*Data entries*

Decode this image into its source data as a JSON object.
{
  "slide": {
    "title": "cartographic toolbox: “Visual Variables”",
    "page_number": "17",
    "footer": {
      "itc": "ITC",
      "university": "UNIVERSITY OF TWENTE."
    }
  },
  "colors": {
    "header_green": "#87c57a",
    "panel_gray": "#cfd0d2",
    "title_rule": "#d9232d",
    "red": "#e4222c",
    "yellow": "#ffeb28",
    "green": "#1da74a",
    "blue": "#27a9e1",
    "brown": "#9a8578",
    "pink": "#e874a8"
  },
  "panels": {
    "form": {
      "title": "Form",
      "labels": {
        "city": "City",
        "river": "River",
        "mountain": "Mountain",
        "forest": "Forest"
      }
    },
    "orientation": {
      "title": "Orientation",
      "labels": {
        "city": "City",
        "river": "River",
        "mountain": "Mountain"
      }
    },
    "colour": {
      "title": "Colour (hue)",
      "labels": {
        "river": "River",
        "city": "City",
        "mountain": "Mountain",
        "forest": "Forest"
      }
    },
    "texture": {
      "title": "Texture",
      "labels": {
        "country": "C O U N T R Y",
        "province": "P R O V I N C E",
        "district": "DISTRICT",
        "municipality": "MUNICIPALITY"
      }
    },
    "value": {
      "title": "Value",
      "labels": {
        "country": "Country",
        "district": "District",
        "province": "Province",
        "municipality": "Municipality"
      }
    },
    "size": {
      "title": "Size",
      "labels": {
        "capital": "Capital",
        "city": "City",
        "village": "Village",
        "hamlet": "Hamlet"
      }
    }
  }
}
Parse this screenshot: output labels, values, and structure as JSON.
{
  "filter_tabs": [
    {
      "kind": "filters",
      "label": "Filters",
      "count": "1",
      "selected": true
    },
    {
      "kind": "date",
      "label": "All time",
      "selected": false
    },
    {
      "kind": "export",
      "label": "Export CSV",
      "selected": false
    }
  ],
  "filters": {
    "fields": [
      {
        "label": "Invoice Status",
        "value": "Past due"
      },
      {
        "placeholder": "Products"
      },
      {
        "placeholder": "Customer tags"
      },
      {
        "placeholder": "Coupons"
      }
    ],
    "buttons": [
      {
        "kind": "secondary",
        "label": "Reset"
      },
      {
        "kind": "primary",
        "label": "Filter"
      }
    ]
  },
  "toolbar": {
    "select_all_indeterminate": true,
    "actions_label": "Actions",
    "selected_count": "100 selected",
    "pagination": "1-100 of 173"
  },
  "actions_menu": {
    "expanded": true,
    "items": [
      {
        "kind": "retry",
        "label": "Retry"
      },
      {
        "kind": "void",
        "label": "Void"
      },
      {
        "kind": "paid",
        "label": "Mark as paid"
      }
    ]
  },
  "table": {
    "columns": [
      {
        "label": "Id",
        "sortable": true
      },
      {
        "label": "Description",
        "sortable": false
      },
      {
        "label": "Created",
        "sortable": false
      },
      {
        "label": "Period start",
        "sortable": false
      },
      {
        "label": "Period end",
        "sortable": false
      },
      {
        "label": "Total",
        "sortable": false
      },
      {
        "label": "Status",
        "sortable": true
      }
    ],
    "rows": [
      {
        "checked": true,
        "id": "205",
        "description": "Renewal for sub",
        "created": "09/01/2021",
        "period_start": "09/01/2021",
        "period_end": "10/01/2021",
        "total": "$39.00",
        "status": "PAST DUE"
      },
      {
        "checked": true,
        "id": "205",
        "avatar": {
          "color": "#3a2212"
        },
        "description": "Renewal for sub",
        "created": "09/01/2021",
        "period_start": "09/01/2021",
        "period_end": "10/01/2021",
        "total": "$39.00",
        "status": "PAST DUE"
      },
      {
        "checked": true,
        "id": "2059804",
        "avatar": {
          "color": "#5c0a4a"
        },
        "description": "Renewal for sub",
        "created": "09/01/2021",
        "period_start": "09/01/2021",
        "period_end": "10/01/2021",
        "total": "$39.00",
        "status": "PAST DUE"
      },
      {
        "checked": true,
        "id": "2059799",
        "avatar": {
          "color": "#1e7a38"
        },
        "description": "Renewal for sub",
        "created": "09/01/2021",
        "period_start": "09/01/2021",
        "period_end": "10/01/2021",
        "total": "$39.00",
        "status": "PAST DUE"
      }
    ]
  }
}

*AIM*
Repeat all the entries exactly as given.

*OUTPUT OF THE EXERCISE*
Decode this image into its source data as a JSON object.
{
  "slide": {
    "title": "cartographic toolbox: “Visual Variables”",
    "page_number": "17",
    "footer": {
      "itc": "ITC",
      "university": "UNIVERSITY OF TWENTE."
    }
  },
  "colors": {
    "header_green": "#87c57a",
    "panel_gray": "#cfd0d2",
    "title_rule": "#d9232d",
    "red": "#e4222c",
    "yellow": "#ffeb28",
    "green": "#1da74a",
    "blue": "#27a9e1",
    "brown": "#9a8578",
    "pink": "#e874a8"
  },
  "panels": {
    "form": {
      "title": "Form",
      "labels": {
        "city": "City",
        "river": "River",
        "mountain": "Mountain",
        "forest": "Forest"
      }
    },
    "orientation": {
      "title": "Orientation",
      "labels": {
        "city": "City",
        "river": "River",
        "mountain": "Mountain"
      }
    },
    "colour": {
      "title": "Colour (hue)",
      "labels": {
        "river": "River",
        "city": "City",
        "mountain": "Mountain",
        "forest": "Forest"
      }
    },
    "texture": {
      "title": "Texture",
      "labels": {
        "country": "C O U N T R Y",
        "province": "P R O V I N C E",
        "district": "DISTRICT",
        "municipality": "MUNICIPALITY"
      }
    },
    "value": {
      "title": "Value",
      "labels": {
        "country": "Country",
        "district": "District",
        "province": "Province",
        "municipality": "Municipality"
      }
    },
    "size": {
      "title": "Size",
      "labels": {
        "capital": "Capital",
        "city": "City",
        "village": "Village",
        "hamlet": "Hamlet"
      }
    }
  }
}
Parse this screenshot: output labels, values, and structure as JSON.
{
  "filter_tabs": [
    {
      "kind": "filters",
      "label": "Filters",
      "count": "1",
      "selected": true
    },
    {
      "kind": "date",
      "label": "All time",
      "selected": false
    },
    {
      "kind": "export",
      "label": "Export CSV",
      "selected": false
    }
  ],
  "filters": {
    "fields": [
      {
        "label": "Invoice Status",
        "value": "Past due"
      },
      {
        "placeholder": "Products"
      },
      {
        "placeholder": "Customer tags"
      },
      {
        "placeholder": "Coupons"
      }
    ],
    "buttons": [
      {
        "kind": "secondary",
        "label": "Reset"
      },
      {
        "kind": "primary",
        "label": "Filter"
      }
    ]
  },
  "toolbar": {
    "select_all_indeterminate": true,
    "actions_label": "Actions",
    "selected_count": "100 selected",
    "pagination": "1-100 of 173"
  },
  "actions_menu": {
    "expanded": true,
    "items": [
      {
        "kind": "retry",
        "label": "Retry"
      },
      {
        "kind": "void",
        "label": "Void"
      },
      {
        "kind": "paid",
        "label": "Mark as paid"
      }
    ]
  },
  "table": {
    "columns": [
      {
        "label": "Id",
        "sortable": true
      },
      {
        "label": "Description",
        "sortable": false
      },
      {
        "label": "Created",
        "sortable": false
      },
      {
        "label": "Period start",
        "sortable": false
      },
      {
        "label": "Period end",
        "sortable": false
      },
      {
        "label": "Total",
        "sortable": false
      },
      {
        "label": "Status",
        "sortable": true
      }
    ],
    "rows": [
      {
        "checked": true,
        "id": "205",
        "description": "Renewal for sub",
        "created": "09/01/2021",
        "period_start": "09/01/2021",
        "period_end": "10/01/2021",
        "total": "$39.00",
        "status": "PAST DUE"
      },
      {
        "checked": true,
        "id": "205",
        "avatar": {
          "color": "#3a2212"
        },
        "description": "Renewal for sub",
        "created": "09/01/2021",
        "period_start": "09/01/2021",
        "period_end": "10/01/2021",
        "total": "$39.00",
        "status": "PAST DUE"
      },
      {
        "checked": true,
        "id": "2059804",
        "avatar": {
          "color": "#5c0a4a"
        },
        "description": "Renewal for sub",
        "created": "09/01/2021",
        "period_start": "09/01/2021",
        "period_end": "10/01/2021",
        "total": "$39.00",
        "status": "PAST DUE"
      },
      {
        "checked": true,
        "id": "2059799",
        "avatar": {
          "color": "#1e7a38"
        },
        "description": "Renewal for sub",
        "created": "09/01/2021",
        "period_start": "09/01/2021",
        "period_end": "10/01/2021",
        "total": "$39.00",
        "status": "PAST DUE"
      }
    ]
  }
}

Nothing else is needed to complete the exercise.